Exercise input:
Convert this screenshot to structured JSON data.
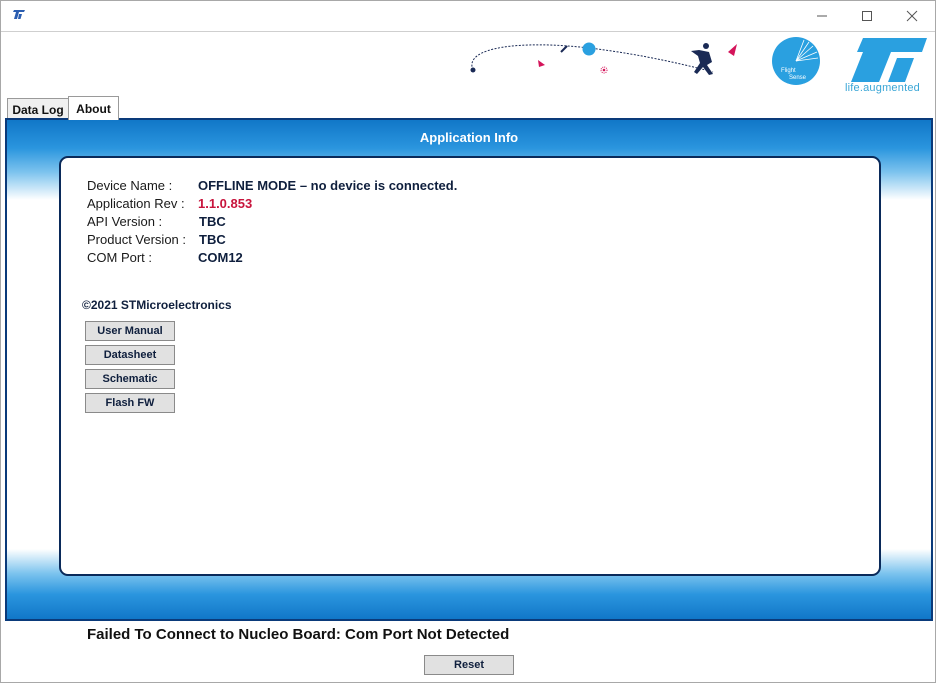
{
  "titlebar": {
    "icon": "st-logo-icon",
    "controls": [
      "minimize-icon",
      "maximize-icon",
      "close-icon"
    ]
  },
  "banner": {
    "logo_text": "ST",
    "tagline": "life.augmented",
    "badge_text": [
      "Flight",
      "Sense"
    ]
  },
  "tabs": [
    {
      "label": "Data Log",
      "selected": false
    },
    {
      "label": "About",
      "selected": true
    }
  ],
  "panel": {
    "title": "Application Info",
    "info": {
      "device_name_label": "Device Name :",
      "device_name_value": "OFFLINE MODE – no device is connected.",
      "app_rev_label": "Application Rev :",
      "app_rev_value": "1.1.0.853",
      "api_version_label": "API Version :",
      "api_version_value": "TBC",
      "product_version_label": "Product Version :",
      "product_version_value": "TBC",
      "com_port_label": "COM Port :",
      "com_port_value": "COM12"
    },
    "copyright": "©2021 STMicroelectronics",
    "buttons": {
      "user_manual": "User Manual",
      "datasheet": "Datasheet",
      "schematic": "Schematic",
      "flash_fw": "Flash FW"
    }
  },
  "status": {
    "message": "Failed To Connect to Nucleo Board:  Com Port Not Detected",
    "reset_label": "Reset"
  },
  "colors": {
    "accent_blue": "#1177c8",
    "frame_navy": "#0a3a7a",
    "rev_red": "#c8143c",
    "st_blue": "#3aa6d6"
  }
}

Stated problem: From the listing above, return each line with the word "icon".

Solution to the problem:
    "icon": "st-logo-icon",
      "minimize-icon",
      "maximize-icon",
      "close-icon"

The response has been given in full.